In the entries below, find the lines that contain the word "this" and copy them.

(Items from a data source)
◆ ◆ ◆
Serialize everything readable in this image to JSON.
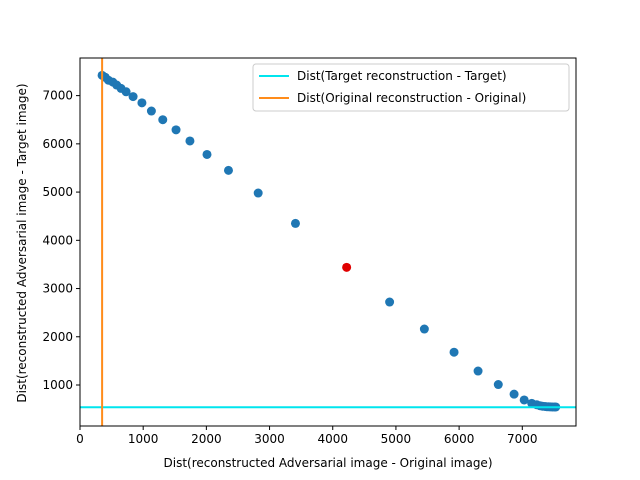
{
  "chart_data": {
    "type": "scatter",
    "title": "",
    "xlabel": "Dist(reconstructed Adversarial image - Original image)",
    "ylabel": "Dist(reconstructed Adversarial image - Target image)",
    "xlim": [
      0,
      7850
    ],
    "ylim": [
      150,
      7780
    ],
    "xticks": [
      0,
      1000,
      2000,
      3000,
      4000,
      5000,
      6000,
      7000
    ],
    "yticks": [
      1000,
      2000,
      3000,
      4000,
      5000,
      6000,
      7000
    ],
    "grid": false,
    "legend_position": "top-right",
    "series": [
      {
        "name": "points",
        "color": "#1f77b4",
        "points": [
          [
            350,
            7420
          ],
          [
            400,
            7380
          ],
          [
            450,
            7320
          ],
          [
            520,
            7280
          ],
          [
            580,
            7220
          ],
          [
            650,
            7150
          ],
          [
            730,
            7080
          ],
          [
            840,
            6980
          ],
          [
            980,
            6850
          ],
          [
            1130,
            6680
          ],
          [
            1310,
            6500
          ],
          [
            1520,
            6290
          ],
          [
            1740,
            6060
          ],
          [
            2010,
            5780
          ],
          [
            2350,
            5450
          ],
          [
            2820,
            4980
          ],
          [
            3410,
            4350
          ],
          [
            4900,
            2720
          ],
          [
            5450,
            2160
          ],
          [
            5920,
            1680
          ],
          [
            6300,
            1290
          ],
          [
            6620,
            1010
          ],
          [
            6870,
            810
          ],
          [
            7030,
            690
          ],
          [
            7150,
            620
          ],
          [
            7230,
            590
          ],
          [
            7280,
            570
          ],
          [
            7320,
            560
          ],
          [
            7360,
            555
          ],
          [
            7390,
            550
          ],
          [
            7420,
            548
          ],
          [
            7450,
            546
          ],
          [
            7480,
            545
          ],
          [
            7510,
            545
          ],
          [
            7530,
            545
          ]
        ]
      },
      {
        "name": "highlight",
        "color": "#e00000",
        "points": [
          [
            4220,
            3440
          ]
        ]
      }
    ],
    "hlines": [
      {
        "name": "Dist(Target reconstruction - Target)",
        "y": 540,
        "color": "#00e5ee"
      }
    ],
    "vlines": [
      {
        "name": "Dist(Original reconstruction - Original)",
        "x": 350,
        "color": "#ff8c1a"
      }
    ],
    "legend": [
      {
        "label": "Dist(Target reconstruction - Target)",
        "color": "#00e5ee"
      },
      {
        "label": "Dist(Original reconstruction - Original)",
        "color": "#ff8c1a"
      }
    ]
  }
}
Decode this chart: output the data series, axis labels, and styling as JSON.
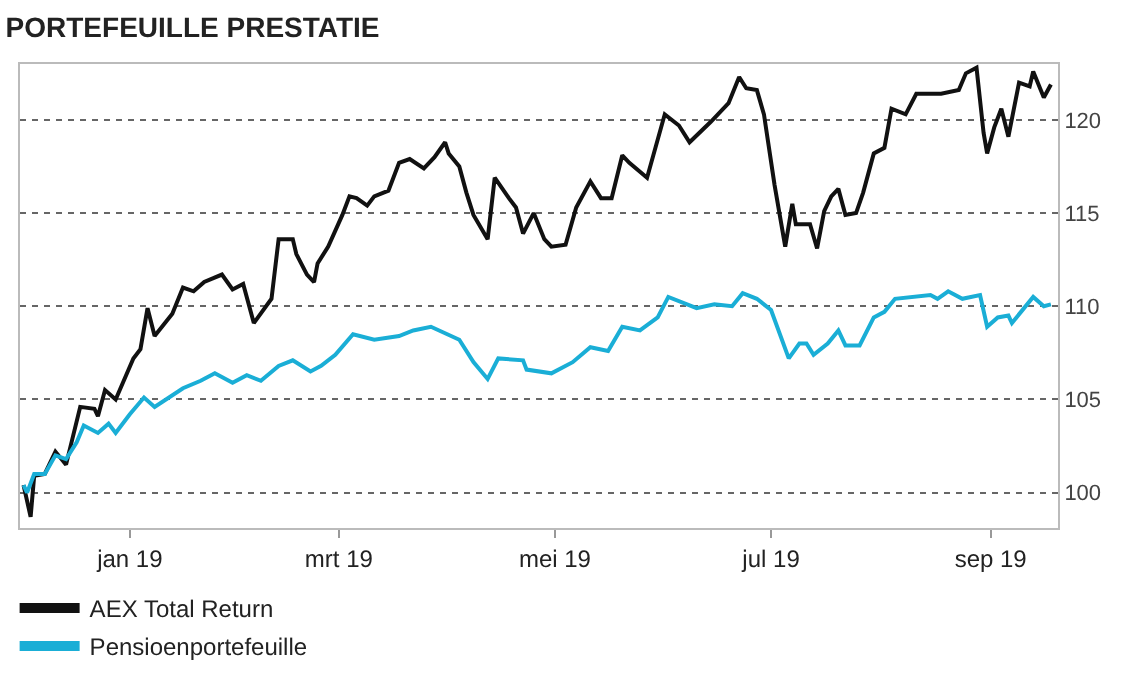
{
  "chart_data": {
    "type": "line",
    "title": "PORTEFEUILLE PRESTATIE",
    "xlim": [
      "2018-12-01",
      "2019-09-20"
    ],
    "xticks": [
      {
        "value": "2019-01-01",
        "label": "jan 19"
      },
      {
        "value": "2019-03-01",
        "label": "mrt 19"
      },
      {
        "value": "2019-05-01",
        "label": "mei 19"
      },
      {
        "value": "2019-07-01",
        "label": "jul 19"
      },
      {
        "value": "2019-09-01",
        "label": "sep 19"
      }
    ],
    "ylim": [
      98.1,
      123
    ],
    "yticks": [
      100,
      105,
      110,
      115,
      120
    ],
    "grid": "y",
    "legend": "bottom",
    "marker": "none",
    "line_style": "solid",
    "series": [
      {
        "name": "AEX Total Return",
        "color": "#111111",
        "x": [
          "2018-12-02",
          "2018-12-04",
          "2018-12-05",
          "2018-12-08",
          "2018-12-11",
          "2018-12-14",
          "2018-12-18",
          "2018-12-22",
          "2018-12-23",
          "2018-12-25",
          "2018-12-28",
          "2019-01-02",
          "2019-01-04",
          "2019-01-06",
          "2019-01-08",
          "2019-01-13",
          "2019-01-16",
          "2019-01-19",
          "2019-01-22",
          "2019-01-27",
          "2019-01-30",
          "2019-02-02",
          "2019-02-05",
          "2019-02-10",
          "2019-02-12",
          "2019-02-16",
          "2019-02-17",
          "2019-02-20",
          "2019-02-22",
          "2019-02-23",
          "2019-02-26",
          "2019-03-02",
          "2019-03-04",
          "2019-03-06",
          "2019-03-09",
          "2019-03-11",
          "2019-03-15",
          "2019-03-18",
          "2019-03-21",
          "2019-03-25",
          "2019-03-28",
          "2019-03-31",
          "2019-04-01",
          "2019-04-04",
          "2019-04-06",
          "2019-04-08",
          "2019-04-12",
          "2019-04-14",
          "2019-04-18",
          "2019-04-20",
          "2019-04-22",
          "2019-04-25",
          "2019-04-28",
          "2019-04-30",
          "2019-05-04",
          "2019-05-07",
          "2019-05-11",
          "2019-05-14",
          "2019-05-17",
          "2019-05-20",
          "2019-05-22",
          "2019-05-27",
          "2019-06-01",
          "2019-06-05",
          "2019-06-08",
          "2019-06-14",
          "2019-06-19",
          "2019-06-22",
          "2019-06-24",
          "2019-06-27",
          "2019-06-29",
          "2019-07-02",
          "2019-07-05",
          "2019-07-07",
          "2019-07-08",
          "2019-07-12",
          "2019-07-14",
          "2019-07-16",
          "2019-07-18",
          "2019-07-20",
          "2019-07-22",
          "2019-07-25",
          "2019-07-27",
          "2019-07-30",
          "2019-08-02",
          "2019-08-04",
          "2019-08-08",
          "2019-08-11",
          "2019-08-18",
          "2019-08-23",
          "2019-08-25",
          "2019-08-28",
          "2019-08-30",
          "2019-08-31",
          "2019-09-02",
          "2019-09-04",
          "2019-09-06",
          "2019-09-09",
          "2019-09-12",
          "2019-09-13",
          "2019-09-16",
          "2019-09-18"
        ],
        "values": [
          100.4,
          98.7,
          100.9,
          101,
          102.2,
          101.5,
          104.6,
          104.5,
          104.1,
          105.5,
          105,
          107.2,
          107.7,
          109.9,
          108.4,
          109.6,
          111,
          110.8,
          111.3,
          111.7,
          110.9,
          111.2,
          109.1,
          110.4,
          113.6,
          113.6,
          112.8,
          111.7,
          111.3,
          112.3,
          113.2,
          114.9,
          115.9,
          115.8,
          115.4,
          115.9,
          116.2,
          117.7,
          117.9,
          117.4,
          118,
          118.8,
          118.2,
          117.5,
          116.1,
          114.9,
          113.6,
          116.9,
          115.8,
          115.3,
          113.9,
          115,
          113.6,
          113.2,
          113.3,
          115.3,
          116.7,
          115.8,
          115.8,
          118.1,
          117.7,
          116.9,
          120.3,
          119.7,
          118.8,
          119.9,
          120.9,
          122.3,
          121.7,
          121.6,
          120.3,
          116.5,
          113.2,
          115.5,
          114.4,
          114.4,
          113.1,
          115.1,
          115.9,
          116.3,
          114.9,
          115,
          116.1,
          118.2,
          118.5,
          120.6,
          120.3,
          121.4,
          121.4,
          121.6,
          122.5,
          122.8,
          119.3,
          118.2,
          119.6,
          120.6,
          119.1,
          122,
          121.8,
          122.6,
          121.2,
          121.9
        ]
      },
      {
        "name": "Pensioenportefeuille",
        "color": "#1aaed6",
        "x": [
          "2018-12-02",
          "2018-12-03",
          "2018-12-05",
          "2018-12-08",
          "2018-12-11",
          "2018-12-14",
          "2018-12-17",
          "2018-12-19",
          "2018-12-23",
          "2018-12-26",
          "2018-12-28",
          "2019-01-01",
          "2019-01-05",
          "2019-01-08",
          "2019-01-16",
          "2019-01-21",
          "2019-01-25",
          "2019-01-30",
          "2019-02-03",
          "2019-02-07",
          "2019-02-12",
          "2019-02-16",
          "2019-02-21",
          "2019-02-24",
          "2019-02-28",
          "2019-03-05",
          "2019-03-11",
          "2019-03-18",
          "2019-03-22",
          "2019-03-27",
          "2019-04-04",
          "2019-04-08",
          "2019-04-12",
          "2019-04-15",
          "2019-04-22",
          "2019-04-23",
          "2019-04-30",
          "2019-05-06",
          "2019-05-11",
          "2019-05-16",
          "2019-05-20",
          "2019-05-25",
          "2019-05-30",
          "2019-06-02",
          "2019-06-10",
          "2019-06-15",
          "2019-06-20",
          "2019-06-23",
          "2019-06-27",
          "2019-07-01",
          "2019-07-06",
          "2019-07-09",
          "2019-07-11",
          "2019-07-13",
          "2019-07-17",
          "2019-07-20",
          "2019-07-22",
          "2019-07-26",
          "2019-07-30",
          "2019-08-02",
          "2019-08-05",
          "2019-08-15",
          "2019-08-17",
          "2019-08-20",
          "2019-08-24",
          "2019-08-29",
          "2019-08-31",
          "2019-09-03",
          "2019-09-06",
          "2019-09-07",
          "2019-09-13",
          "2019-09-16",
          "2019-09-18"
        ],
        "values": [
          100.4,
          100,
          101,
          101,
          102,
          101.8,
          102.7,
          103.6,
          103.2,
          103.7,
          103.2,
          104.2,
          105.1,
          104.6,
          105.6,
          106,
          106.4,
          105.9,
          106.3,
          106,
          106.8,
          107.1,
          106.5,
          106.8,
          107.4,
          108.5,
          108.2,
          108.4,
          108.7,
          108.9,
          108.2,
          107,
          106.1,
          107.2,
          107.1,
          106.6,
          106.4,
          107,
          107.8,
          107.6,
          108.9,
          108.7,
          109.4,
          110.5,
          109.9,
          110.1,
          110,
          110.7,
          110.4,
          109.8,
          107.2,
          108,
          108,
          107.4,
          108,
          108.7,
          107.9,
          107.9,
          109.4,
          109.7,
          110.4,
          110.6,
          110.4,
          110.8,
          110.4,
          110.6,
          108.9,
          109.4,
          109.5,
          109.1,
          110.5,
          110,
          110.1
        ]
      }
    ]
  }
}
◆ ◆ ◆
__TASK OUTPUT__:
Serialize everything readable in this image to JSON.
Decode this chart: output the data series, axis labels, and styling as JSON.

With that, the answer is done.